(Items listed in a dataset)
■ ■ ■ ■ ■ ■ ■
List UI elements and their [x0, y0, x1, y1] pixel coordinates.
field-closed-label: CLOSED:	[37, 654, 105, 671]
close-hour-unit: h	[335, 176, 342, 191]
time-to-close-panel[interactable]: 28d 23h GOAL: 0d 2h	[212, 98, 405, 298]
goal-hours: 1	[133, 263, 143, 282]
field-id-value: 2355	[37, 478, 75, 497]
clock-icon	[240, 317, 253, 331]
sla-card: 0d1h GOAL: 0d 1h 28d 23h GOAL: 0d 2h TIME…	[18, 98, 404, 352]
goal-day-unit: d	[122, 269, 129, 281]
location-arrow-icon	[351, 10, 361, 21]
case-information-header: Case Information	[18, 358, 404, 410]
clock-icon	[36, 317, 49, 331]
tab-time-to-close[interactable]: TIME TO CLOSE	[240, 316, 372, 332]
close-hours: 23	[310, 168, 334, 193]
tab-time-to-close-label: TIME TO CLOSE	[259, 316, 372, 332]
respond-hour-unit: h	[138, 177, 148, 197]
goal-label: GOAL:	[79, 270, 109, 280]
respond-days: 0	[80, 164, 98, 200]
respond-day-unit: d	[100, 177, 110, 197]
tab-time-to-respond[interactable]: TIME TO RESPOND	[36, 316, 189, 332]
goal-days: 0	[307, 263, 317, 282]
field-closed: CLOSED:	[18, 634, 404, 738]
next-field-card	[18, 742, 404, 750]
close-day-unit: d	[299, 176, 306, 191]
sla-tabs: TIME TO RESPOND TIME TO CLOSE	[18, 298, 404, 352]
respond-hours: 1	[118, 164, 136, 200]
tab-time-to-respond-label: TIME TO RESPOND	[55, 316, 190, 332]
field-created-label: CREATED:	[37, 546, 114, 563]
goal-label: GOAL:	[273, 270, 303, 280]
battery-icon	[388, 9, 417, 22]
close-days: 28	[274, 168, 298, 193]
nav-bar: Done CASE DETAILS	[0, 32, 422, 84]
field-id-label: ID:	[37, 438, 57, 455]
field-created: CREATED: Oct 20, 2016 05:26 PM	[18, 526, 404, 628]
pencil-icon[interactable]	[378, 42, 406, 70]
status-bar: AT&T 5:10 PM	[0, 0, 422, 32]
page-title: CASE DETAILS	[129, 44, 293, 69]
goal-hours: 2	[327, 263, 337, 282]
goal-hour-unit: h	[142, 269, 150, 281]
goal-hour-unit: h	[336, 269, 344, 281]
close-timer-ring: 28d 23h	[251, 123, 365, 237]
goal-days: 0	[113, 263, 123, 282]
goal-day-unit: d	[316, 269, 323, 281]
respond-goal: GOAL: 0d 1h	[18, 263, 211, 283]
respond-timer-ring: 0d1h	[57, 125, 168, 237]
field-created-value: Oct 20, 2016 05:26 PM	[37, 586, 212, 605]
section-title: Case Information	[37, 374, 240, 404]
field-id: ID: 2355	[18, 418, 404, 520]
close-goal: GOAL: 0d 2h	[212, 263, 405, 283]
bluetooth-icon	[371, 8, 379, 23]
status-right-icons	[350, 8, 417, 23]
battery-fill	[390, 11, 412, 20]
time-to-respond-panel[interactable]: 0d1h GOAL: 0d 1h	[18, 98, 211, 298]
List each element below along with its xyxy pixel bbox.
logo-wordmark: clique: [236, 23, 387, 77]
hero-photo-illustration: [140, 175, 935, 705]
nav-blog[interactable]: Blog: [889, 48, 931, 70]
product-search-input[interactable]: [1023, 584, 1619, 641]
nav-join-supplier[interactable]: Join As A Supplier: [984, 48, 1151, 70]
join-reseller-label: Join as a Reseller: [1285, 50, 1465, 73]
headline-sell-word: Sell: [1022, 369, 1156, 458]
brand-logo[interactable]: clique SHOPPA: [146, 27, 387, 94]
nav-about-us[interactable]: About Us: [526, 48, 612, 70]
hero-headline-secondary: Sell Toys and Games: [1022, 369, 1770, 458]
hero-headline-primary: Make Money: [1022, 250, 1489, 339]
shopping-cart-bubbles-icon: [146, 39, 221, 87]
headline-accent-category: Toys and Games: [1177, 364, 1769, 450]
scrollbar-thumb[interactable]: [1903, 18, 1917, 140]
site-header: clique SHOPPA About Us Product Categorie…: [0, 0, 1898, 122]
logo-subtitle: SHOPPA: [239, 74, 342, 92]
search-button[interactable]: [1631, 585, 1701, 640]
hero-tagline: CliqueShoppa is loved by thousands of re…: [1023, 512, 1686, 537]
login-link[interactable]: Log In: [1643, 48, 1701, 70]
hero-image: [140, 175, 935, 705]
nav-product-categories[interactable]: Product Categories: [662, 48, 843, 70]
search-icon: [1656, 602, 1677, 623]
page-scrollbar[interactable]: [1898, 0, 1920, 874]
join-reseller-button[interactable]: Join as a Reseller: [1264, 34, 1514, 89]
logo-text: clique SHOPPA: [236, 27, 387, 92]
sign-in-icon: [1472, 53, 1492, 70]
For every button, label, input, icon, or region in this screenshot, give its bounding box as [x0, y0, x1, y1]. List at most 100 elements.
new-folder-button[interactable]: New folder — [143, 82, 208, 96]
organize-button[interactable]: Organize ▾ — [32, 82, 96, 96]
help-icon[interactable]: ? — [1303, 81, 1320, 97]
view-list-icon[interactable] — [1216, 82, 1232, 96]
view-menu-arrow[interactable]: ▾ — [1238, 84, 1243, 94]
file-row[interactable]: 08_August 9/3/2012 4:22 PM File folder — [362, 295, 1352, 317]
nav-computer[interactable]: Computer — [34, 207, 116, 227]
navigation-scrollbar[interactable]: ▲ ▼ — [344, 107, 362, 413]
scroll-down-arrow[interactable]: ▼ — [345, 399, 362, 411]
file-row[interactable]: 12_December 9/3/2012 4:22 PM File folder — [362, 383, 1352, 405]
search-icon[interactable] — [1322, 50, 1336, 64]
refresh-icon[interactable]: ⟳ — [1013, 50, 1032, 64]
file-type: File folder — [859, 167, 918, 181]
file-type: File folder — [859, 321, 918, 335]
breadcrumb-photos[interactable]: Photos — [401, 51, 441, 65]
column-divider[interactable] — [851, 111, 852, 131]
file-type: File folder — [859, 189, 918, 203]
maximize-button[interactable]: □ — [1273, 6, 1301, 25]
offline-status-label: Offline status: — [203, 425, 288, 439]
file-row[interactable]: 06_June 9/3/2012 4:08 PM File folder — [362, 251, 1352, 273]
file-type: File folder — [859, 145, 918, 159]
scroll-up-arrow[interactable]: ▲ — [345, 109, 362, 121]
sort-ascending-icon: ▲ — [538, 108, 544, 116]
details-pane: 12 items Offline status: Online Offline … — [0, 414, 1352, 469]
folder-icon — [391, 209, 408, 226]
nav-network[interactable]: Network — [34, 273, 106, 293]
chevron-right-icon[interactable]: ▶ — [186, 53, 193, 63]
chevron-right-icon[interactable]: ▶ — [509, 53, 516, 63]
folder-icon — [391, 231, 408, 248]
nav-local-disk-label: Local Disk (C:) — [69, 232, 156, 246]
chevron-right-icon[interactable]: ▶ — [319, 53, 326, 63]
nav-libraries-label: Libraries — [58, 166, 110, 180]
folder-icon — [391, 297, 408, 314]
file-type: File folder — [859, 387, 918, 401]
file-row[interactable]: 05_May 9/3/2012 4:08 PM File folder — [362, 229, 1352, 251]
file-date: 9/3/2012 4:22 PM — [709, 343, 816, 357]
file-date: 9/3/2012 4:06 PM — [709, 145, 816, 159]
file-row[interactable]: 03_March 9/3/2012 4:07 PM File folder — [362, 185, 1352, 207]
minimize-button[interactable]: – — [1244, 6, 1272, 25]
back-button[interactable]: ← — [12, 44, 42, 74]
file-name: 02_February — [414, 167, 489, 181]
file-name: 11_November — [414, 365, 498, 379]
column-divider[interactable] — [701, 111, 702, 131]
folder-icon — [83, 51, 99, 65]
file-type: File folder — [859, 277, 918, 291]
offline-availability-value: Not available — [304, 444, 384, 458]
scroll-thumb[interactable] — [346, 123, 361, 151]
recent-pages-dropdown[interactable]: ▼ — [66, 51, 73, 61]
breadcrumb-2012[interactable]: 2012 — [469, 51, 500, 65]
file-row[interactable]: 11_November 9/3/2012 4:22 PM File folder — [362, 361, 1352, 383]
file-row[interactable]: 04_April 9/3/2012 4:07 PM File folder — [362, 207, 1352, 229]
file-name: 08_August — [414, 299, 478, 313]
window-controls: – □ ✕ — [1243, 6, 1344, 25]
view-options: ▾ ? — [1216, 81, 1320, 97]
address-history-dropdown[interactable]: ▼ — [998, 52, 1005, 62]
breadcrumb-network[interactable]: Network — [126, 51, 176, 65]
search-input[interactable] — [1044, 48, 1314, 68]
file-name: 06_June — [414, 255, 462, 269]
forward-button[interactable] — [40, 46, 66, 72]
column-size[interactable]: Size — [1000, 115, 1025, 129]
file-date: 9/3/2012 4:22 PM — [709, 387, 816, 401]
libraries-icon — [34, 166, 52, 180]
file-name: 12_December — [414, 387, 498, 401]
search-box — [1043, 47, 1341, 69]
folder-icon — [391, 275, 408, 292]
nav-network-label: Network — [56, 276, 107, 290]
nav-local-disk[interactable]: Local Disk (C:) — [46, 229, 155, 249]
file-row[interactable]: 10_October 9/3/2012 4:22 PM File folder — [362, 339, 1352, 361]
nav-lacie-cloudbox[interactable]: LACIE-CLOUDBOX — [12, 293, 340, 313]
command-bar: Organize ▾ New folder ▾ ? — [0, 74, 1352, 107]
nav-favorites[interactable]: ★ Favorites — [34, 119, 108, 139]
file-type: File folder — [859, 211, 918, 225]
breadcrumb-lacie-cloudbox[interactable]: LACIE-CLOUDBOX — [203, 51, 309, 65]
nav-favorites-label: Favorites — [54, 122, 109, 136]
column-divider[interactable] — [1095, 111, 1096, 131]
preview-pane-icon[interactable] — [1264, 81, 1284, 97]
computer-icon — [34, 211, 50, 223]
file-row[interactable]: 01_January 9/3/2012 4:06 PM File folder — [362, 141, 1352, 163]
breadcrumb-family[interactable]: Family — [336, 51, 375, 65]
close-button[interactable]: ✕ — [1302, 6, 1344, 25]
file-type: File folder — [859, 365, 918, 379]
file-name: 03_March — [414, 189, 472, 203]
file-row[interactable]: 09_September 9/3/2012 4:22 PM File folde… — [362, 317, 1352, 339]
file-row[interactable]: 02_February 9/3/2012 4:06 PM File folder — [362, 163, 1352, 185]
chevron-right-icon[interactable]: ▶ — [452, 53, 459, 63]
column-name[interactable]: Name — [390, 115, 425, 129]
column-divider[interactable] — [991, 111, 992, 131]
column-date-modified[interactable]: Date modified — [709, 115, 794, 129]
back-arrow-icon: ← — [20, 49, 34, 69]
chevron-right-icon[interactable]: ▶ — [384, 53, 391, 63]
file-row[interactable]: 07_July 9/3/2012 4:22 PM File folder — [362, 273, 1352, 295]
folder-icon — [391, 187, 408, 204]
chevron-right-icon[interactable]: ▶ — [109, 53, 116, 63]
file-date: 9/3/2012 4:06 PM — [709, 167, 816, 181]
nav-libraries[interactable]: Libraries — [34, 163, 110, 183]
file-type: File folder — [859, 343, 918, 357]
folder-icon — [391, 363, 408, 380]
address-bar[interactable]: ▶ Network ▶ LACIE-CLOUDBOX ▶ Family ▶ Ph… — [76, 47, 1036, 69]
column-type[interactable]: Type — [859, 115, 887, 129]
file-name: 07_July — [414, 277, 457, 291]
■ ■ ■ ■ ■ ■ ■
*What is asked*: Return the lines starting at the first one and ending at the one that contains "317, 253, 331]", with both of those lines included.

*Written answer*:
List UI elements and their [x0, y0, x1, y1] pixel coordinates.
field-closed-label: CLOSED:	[37, 654, 105, 671]
close-hour-unit: h	[335, 176, 342, 191]
time-to-close-panel[interactable]: 28d 23h GOAL: 0d 2h	[212, 98, 405, 298]
goal-hours: 1	[133, 263, 143, 282]
field-id-value: 2355	[37, 478, 75, 497]
clock-icon	[240, 317, 253, 331]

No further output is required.